**TASK DIRECTIONS:**
Identify every line containing the word "bill" and reproduce each one.

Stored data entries
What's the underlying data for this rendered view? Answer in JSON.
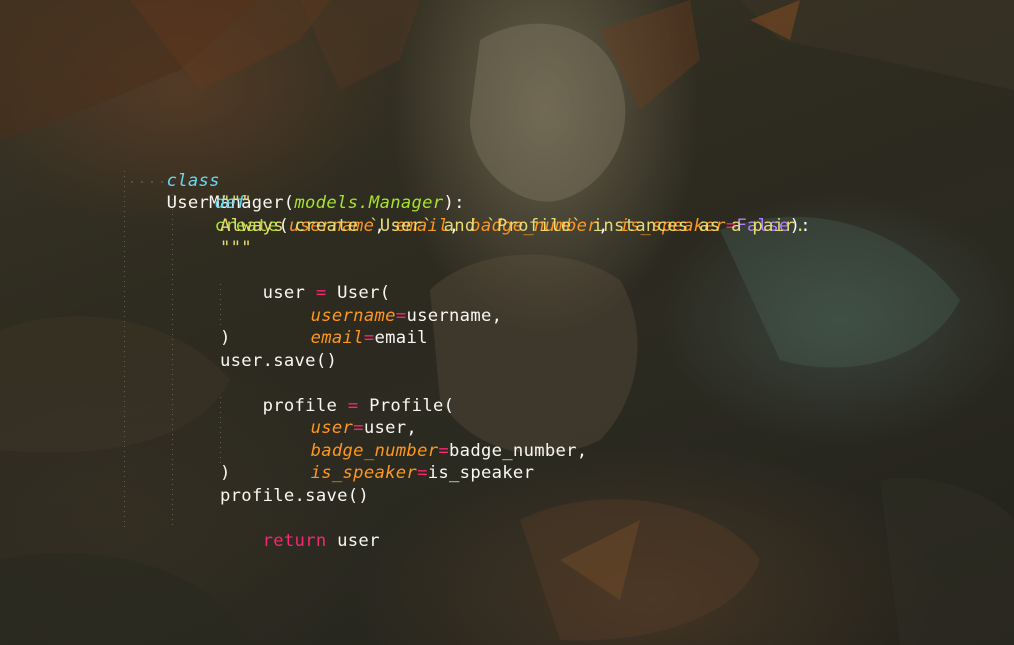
{
  "code": {
    "line1": {
      "kw": "class",
      "name": "UserManager",
      "open": "(",
      "base": "models.Manager",
      "close": "):"
    },
    "line2": {
      "kw": "def",
      "fname": "create",
      "open": "(",
      "p1": "username",
      "sep1": ", ",
      "p2": "email",
      "sep2": ", ",
      "p3": "badge_number",
      "sep3": ", ",
      "p4": "is_speaker",
      "eq": "=",
      "default": "False",
      "close": "):"
    },
    "line3": {
      "text": "\"\"\""
    },
    "line4": {
      "text": "Always create `User` and `Profile` instances as a pair."
    },
    "line5": {
      "text": "\"\"\""
    },
    "line6": {
      "var": "user",
      "eq": " = ",
      "call": "User("
    },
    "line7": {
      "key": "username",
      "eq": "=",
      "val": "username,"
    },
    "line8": {
      "key": "email",
      "eq": "=",
      "val": "email"
    },
    "line9": {
      "text": ")"
    },
    "line10": {
      "text": "user.save()"
    },
    "line11": {
      "var": "profile",
      "eq": " = ",
      "call": "Profile("
    },
    "line12": {
      "key": "user",
      "eq": "=",
      "val": "user,"
    },
    "line13": {
      "key": "badge_number",
      "eq": "=",
      "val": "badge_number,"
    },
    "line14": {
      "key": "is_speaker",
      "eq": "=",
      "val": "is_speaker"
    },
    "line15": {
      "text": ")"
    },
    "line16": {
      "text": "profile.save()"
    },
    "line17": {
      "kw": "return",
      "val": " user"
    }
  },
  "colors": {
    "keyword": "#66d9ef",
    "function": "#a6e22e",
    "parameter": "#fd971f",
    "operator": "#f92672",
    "constant": "#ae81ff",
    "string": "#e6db74",
    "text": "#f8f8f2"
  }
}
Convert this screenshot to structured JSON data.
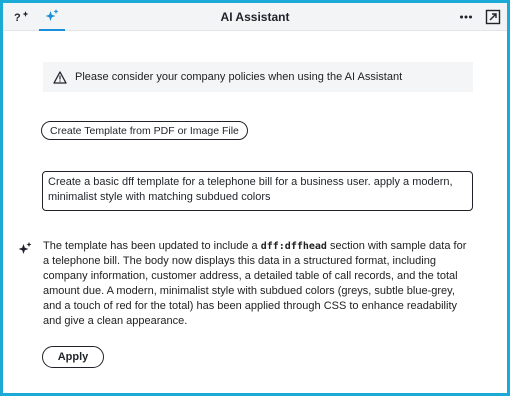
{
  "header": {
    "title": "AI Assistant",
    "help_tab_icon": "help-sparkle-icon",
    "ai_tab_icon": "sparkle-icon",
    "more_icon": "more-icon",
    "popout_icon": "pop-out-icon"
  },
  "notice": {
    "text": "Please consider your company policies when using the AI Assistant"
  },
  "suggestion": {
    "label": "Create Template from PDF or Image File"
  },
  "prompt": {
    "text": "Create a basic dff template for a telephone bill for a business user. apply a modern, minimalist style with matching subdued colors"
  },
  "response": {
    "before": "The template has been updated to include a ",
    "code": "dff:dffhead",
    "after": " section with sample data for a telephone bill. The body now displays this data in a structured format, including company information, customer address, a detailed table of call records, and the total amount due. A modern, minimalist style with subdued colors (greys, subtle blue-grey, and a touch of red for the total) has been applied through CSS to enhance readability and give a clean appearance."
  },
  "actions": {
    "apply_label": "Apply"
  },
  "colors": {
    "frame": "#1ba9d6",
    "accent": "#1a8fd9",
    "header_bg": "#f3f4f6",
    "notice_bg": "#f4f5f7"
  }
}
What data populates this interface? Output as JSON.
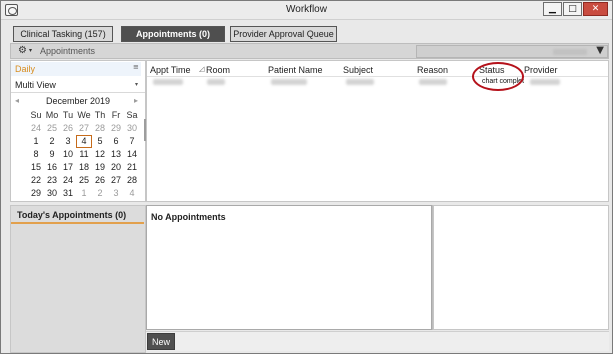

**RESULT:**
    "text": "Create a basic dff template for a telephone bill for a business user. apply a modern, minimalist style with matching subdued colors"
    "after": " section with sample data for a telephone bill. The body now displays this data in a structured format, including company information, customer address, a detailed table of call records, and the total amount due. A modern, minimalist style with subdued colors (greys, subtle blue-grey, and a touch of red for the total) has been applied through CSS to enhance readability and give a clean appearance."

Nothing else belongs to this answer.